> Records about charts and figures
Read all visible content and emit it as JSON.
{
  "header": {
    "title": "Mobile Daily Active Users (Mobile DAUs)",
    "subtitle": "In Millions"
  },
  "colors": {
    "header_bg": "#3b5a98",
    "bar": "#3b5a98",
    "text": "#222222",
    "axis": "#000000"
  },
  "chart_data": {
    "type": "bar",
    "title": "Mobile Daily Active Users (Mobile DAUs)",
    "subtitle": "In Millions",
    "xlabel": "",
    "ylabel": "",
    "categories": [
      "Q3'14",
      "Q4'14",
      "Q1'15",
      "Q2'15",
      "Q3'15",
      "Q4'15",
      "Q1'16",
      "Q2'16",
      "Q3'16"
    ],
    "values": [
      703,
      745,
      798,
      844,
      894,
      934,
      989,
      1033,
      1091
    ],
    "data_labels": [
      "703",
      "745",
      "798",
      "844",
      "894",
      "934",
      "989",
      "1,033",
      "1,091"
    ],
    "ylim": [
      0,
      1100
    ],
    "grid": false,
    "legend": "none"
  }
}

> PROBLEM DETAILS
Your reply is one number: how many lines of the records above contain the word "subtitle".

> SOLUTION TO THE PROBLEM
2